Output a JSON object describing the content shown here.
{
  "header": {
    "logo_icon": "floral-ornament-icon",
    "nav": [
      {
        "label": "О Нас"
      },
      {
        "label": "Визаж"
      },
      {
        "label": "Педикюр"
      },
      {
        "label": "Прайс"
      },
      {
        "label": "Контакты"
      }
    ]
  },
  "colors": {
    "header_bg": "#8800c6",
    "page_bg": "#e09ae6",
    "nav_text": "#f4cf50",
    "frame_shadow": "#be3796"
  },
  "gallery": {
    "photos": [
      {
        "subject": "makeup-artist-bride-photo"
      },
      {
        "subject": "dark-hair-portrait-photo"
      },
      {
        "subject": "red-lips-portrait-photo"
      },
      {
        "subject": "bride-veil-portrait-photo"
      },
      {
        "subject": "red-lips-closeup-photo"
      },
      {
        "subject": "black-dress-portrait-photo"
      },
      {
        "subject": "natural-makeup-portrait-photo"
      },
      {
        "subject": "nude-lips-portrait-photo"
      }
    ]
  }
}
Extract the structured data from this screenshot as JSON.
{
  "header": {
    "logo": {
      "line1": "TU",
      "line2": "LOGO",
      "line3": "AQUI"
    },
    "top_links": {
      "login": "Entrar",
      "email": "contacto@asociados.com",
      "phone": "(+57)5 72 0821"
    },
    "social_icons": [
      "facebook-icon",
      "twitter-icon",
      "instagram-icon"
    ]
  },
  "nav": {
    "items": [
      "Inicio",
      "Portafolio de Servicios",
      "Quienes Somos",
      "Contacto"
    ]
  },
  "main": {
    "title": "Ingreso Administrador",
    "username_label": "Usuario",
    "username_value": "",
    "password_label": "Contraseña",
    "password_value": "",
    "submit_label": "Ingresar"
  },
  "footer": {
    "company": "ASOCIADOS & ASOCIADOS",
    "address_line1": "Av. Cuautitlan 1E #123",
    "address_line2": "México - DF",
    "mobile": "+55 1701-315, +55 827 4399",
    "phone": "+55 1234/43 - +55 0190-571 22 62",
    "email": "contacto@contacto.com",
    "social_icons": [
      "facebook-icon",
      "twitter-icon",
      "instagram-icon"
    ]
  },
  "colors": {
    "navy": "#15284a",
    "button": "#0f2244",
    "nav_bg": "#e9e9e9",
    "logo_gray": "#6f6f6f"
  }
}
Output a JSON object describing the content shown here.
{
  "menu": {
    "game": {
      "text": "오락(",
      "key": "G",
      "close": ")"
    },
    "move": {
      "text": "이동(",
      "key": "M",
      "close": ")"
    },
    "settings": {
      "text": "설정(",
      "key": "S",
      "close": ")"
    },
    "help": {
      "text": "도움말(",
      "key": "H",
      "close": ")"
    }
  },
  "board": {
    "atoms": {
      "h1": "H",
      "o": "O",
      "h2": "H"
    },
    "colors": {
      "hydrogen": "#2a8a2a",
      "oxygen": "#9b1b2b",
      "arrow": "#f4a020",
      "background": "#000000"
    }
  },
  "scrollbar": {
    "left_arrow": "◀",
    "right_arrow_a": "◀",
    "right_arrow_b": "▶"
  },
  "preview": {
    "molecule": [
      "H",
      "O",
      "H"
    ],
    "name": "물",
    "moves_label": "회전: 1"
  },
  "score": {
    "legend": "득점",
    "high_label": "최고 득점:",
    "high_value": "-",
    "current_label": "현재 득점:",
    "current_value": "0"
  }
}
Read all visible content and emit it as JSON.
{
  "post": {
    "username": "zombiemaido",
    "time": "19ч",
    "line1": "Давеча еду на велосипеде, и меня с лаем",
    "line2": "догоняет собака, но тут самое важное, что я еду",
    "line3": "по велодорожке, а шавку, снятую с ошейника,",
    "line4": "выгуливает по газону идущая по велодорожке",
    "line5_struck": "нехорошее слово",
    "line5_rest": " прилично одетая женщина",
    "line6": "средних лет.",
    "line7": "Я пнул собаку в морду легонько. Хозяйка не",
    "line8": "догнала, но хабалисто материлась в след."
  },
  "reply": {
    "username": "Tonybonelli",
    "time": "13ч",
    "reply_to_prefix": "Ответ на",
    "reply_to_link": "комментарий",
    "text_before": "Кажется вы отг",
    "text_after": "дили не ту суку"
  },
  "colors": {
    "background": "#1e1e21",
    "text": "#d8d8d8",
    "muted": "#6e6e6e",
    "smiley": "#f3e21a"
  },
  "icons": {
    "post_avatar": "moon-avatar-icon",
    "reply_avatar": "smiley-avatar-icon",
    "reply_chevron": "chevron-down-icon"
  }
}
::::
Look through the entries above and list every line containing "makeup".

        "subject": "makeup-artist-bride-photo"
        "subject": "natural-makeup-portrait-photo"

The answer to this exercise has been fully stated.